WORK REQUIRED:
Write out the material again exactly, please, and omit the pictures.

* start STORED ROWS *

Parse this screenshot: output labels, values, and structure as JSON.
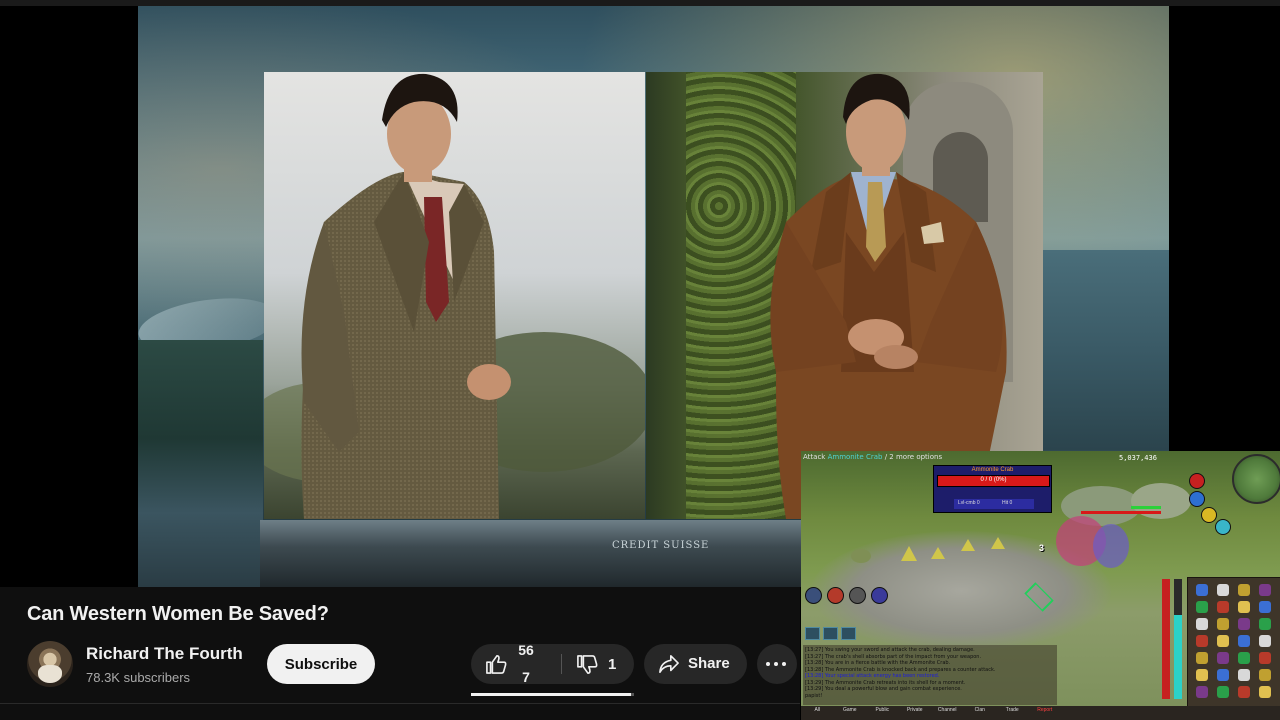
{
  "video": {
    "title": "Can Western Women Be Saved?",
    "background_sign": "CREDIT SUISSE"
  },
  "channel": {
    "name": "Richard The Fourth",
    "subscribers": "78.3K subscribers",
    "subscribe_label": "Subscribe"
  },
  "actions": {
    "like_count_top": "56",
    "like_count_bottom": "7",
    "dislike_count": "1",
    "share_label": "Share",
    "like_ratio": 0.98
  },
  "game": {
    "hover_text": "Attack",
    "hover_target": "Ammonite Crab",
    "hover_suffix": "/ 2 more options",
    "xp_counter": "5,037,436",
    "npc": {
      "name": "Ammonite Crab",
      "hp_text": "0 / 0 (0%)",
      "sub_left": "Lvl-cmb 0",
      "sub_right": "Hit 0"
    },
    "chat_tabs": [
      "All",
      "Game",
      "Public",
      "Private",
      "Channel",
      "Clan",
      "Trade",
      "Report"
    ],
    "chat_lines": [
      {
        "text": "[13:27] You swing your sword and attack the crab, dealing damage.",
        "style": "dark"
      },
      {
        "text": "[13:27] The crab's shell absorbs part of the impact from your weapon.",
        "style": "dark"
      },
      {
        "text": "[13:28] You are in a fierce battle with the Ammonite Crab.",
        "style": "dark"
      },
      {
        "text": "[13:28] The Ammonite Crab is knocked back and prepares a counter attack.",
        "style": "dark"
      },
      {
        "text": "[13:28] Your special attack energy has been restored.",
        "style": "blue"
      },
      {
        "text": "[13:29] The Ammonite Crab retreats into its shell for a moment.",
        "style": "dark"
      },
      {
        "text": "[13:29] You deal a powerful blow and gain combat experience.",
        "style": "dark"
      },
      {
        "text": "papist!",
        "style": "dark"
      }
    ],
    "colors": {
      "npc_hp": "#d81919",
      "hp_orb": "#c62020",
      "prayer_orb": "#2d6fd0",
      "run_orb": "#d9b824",
      "spec_orb": "#39b5c9"
    }
  }
}
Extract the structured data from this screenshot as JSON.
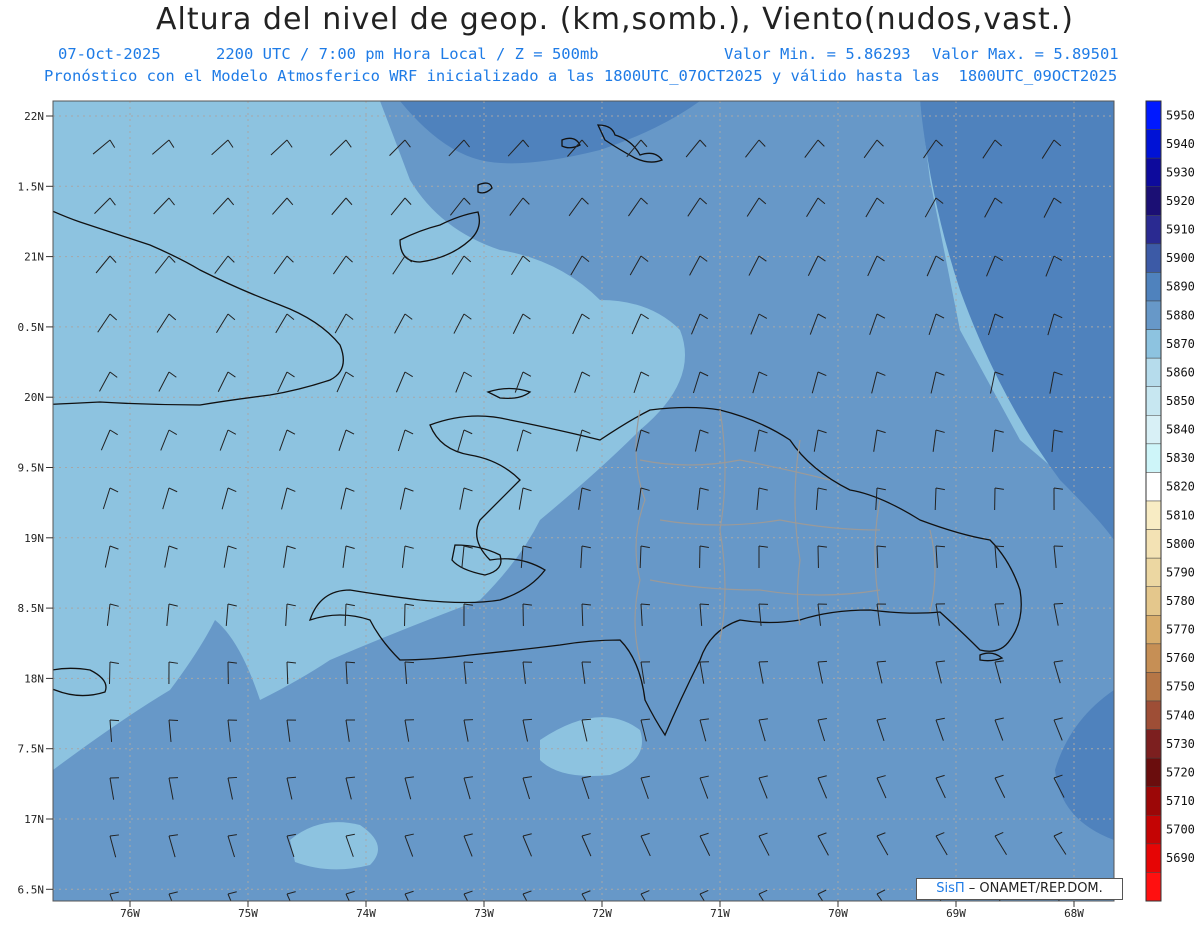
{
  "header": {
    "title": "Altura del nivel de geop. (km,somb.), Viento(nudos,vast.)",
    "date_label": "07-Oct-2025",
    "time_label": "2200 UTC / 7:00 pm Hora Local / Z = 500mb",
    "min_label": "Valor Min. = 5.86293",
    "max_label": "Valor Max. = 5.89501",
    "model_label": "Pronóstico con el Modelo Atmosferico WRF inicializado a las 1800UTC_07OCT2025 y válido hasta las  1800UTC_09OCT2025"
  },
  "map": {
    "lat_ticks": [
      "22N",
      "1.5N",
      "21N",
      "0.5N",
      "20N",
      "9.5N",
      "19N",
      "8.5N",
      "18N",
      "7.5N",
      "17N",
      "6.5N"
    ],
    "lon_ticks": [
      "76W",
      "75W",
      "74W",
      "73W",
      "72W",
      "71W",
      "70W",
      "69W",
      "68W"
    ],
    "lat_range": [
      16.5,
      22
    ],
    "lon_range": [
      -76.6,
      -67.6
    ],
    "background_color": "#8dc3e0"
  },
  "colorbar": {
    "levels": [
      {
        "label": "5950",
        "color": "#0019ff"
      },
      {
        "label": "5940",
        "color": "#0012d6"
      },
      {
        "label": "5930",
        "color": "#0d0a9c"
      },
      {
        "label": "5920",
        "color": "#1b0f74"
      },
      {
        "label": "5910",
        "color": "#2a2a91"
      },
      {
        "label": "5900",
        "color": "#3c5aa6"
      },
      {
        "label": "5890",
        "color": "#4f82bd"
      },
      {
        "label": "5880",
        "color": "#6798c8"
      },
      {
        "label": "5870",
        "color": "#8dc3e0"
      },
      {
        "label": "5860",
        "color": "#b6dcec"
      },
      {
        "label": "5850",
        "color": "#c7e7f1"
      },
      {
        "label": "5840",
        "color": "#d8f0f6"
      },
      {
        "label": "5830",
        "color": "#cef5f9"
      },
      {
        "label": "5820",
        "color": "#ffffff"
      },
      {
        "label": "5810",
        "color": "#f8ecc4"
      },
      {
        "label": "5800",
        "color": "#f3e2b4"
      },
      {
        "label": "5790",
        "color": "#ecd7a2"
      },
      {
        "label": "5780",
        "color": "#e4c78c"
      },
      {
        "label": "5770",
        "color": "#d8ad6c"
      },
      {
        "label": "5760",
        "color": "#c68f55"
      },
      {
        "label": "5750",
        "color": "#b57646"
      },
      {
        "label": "5740",
        "color": "#9e4e36"
      },
      {
        "label": "5730",
        "color": "#7c1f1f"
      },
      {
        "label": "5720",
        "color": "#6a0d0d"
      },
      {
        "label": "5710",
        "color": "#9c0707"
      },
      {
        "label": "5700",
        "color": "#c40404"
      },
      {
        "label": "5690",
        "color": "#e60505"
      },
      {
        "label": "",
        "color": "#ff1010"
      }
    ]
  },
  "credit": {
    "brand": "SisΠ",
    "text": "– ONAMET/REP.DOM."
  }
}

* end STORED ROWS *

TASK OUTPUT:
Parse this screenshot: output labels, values, and structure as JSON.
{
  "video": {
    "title": "Can Western Women Be Saved?",
    "background_sign": "CREDIT SUISSE"
  },
  "channel": {
    "name": "Richard The Fourth",
    "subscribers": "78.3K subscribers",
    "subscribe_label": "Subscribe"
  },
  "actions": {
    "like_count_top": "56",
    "like_count_bottom": "7",
    "dislike_count": "1",
    "share_label": "Share",
    "like_ratio": 0.98
  },
  "game": {
    "hover_text": "Attack",
    "hover_target": "Ammonite Crab",
    "hover_suffix": "/ 2 more options",
    "xp_counter": "5,037,436",
    "npc": {
      "name": "Ammonite Crab",
      "hp_text": "0 / 0 (0%)",
      "sub_left": "Lvl-cmb 0",
      "sub_right": "Hit 0"
    },
    "chat_tabs": [
      "All",
      "Game",
      "Public",
      "Private",
      "Channel",
      "Clan",
      "Trade",
      "Report"
    ],
    "chat_lines": [
      {
        "text": "[13:27] You swing your sword and attack the crab, dealing damage.",
        "style": "dark"
      },
      {
        "text": "[13:27] The crab's shell absorbs part of the impact from your weapon.",
        "style": "dark"
      },
      {
        "text": "[13:28] You are in a fierce battle with the Ammonite Crab.",
        "style": "dark"
      },
      {
        "text": "[13:28] The Ammonite Crab is knocked back and prepares a counter attack.",
        "style": "dark"
      },
      {
        "text": "[13:28] Your special attack energy has been restored.",
        "style": "blue"
      },
      {
        "text": "[13:29] The Ammonite Crab retreats into its shell for a moment.",
        "style": "dark"
      },
      {
        "text": "[13:29] You deal a powerful blow and gain combat experience.",
        "style": "dark"
      },
      {
        "text": "papist!",
        "style": "dark"
      }
    ],
    "colors": {
      "npc_hp": "#d81919",
      "hp_orb": "#c62020",
      "prayer_orb": "#2d6fd0",
      "run_orb": "#d9b824",
      "spec_orb": "#39b5c9"
    }
  }
}
Extract the structured data from this screenshot as JSON.
{
  "header": {
    "title": "Altura del nivel de geop. (km,somb.), Viento(nudos,vast.)",
    "date_label": "07-Oct-2025",
    "time_label": "2200 UTC / 7:00 pm Hora Local / Z = 500mb",
    "min_label": "Valor Min. = 5.86293",
    "max_label": "Valor Max. = 5.89501",
    "model_label": "Pronóstico con el Modelo Atmosferico WRF inicializado a las 1800UTC_07OCT2025 y válido hasta las  1800UTC_09OCT2025"
  },
  "map": {
    "lat_ticks": [
      "22N",
      "1.5N",
      "21N",
      "0.5N",
      "20N",
      "9.5N",
      "19N",
      "8.5N",
      "18N",
      "7.5N",
      "17N",
      "6.5N"
    ],
    "lon_ticks": [
      "76W",
      "75W",
      "74W",
      "73W",
      "72W",
      "71W",
      "70W",
      "69W",
      "68W"
    ],
    "lat_range": [
      16.5,
      22
    ],
    "lon_range": [
      -76.6,
      -67.6
    ],
    "background_color": "#8dc3e0"
  },
  "colorbar": {
    "levels": [
      {
        "label": "5950",
        "color": "#0019ff"
      },
      {
        "label": "5940",
        "color": "#0012d6"
      },
      {
        "label": "5930",
        "color": "#0d0a9c"
      },
      {
        "label": "5920",
        "color": "#1b0f74"
      },
      {
        "label": "5910",
        "color": "#2a2a91"
      },
      {
        "label": "5900",
        "color": "#3c5aa6"
      },
      {
        "label": "5890",
        "color": "#4f82bd"
      },
      {
        "label": "5880",
        "color": "#6798c8"
      },
      {
        "label": "5870",
        "color": "#8dc3e0"
      },
      {
        "label": "5860",
        "color": "#b6dcec"
      },
      {
        "label": "5850",
        "color": "#c7e7f1"
      },
      {
        "label": "5840",
        "color": "#d8f0f6"
      },
      {
        "label": "5830",
        "color": "#cef5f9"
      },
      {
        "label": "5820",
        "color": "#ffffff"
      },
      {
        "label": "5810",
        "color": "#f8ecc4"
      },
      {
        "label": "5800",
        "color": "#f3e2b4"
      },
      {
        "label": "5790",
        "color": "#ecd7a2"
      },
      {
        "label": "5780",
        "color": "#e4c78c"
      },
      {
        "label": "5770",
        "color": "#d8ad6c"
      },
      {
        "label": "5760",
        "color": "#c68f55"
      },
      {
        "label": "5750",
        "color": "#b57646"
      },
      {
        "label": "5740",
        "color": "#9e4e36"
      },
      {
        "label": "5730",
        "color": "#7c1f1f"
      },
      {
        "label": "5720",
        "color": "#6a0d0d"
      },
      {
        "label": "5710",
        "color": "#9c0707"
      },
      {
        "label": "5700",
        "color": "#c40404"
      },
      {
        "label": "5690",
        "color": "#e60505"
      },
      {
        "label": "",
        "color": "#ff1010"
      }
    ]
  },
  "credit": {
    "brand": "SisΠ",
    "text": "– ONAMET/REP.DOM."
  }
}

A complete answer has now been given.